### Exercise task
The data follows this line. Copy verbatim the line with "OCR this image." and each line after it to the end.

## START Extracted data

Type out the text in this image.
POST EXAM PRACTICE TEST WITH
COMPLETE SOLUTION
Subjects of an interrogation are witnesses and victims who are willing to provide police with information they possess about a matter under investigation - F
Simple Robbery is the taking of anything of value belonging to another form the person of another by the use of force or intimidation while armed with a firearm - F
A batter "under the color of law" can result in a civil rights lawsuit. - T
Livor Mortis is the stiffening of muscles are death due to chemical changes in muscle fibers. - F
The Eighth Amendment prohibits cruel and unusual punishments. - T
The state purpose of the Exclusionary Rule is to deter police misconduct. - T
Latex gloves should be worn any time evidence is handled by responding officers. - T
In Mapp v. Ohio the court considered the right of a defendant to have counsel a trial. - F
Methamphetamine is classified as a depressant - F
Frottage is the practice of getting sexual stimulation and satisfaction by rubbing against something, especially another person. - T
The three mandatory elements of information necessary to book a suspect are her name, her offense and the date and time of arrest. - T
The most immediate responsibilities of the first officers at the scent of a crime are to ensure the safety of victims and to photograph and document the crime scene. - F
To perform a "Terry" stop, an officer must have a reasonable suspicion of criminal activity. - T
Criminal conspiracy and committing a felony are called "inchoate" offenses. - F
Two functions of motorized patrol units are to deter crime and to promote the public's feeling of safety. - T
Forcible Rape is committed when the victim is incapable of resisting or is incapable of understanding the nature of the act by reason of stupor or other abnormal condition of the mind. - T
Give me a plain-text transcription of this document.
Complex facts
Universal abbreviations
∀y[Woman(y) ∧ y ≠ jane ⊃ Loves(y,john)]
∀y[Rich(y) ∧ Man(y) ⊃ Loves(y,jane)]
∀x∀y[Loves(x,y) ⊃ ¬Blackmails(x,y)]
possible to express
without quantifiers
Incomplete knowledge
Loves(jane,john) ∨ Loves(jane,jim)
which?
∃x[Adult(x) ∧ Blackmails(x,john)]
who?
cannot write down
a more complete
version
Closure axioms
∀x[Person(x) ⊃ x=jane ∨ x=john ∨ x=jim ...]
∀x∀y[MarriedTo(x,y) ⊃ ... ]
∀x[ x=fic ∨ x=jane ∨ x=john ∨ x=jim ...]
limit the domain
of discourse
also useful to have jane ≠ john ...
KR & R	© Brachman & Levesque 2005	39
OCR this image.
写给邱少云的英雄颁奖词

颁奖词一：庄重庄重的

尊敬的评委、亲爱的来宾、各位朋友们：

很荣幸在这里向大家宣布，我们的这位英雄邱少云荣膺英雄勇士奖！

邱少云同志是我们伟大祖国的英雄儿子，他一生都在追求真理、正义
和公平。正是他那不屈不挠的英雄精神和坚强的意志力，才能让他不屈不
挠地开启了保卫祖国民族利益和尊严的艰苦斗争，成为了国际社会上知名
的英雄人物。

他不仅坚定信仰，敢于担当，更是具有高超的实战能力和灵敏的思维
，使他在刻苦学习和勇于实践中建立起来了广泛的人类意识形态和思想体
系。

## END Extracted data

### Task result
OCR this image.
写给邱少云的英雄颁奖词

颁奖词一：庄重庄重的

尊敬的评委、亲爱的来宾、各位朋友们：

很荣幸在这里向大家宣布，我们的这位英雄邱少云荣膺英雄勇士奖！

邱少云同志是我们伟大祖国的英雄儿子，他一生都在追求真理、正义
和公平。正是他那不屈不挠的英雄精神和坚强的意志力，才能让他不屈不
挠地开启了保卫祖国民族利益和尊严的艰苦斗争，成为了国际社会上知名
的英雄人物。

他不仅坚定信仰，敢于担当，更是具有高超的实战能力和灵敏的思维
，使他在刻苦学习和勇于实践中建立起来了广泛的人类意识形态和思想体
系。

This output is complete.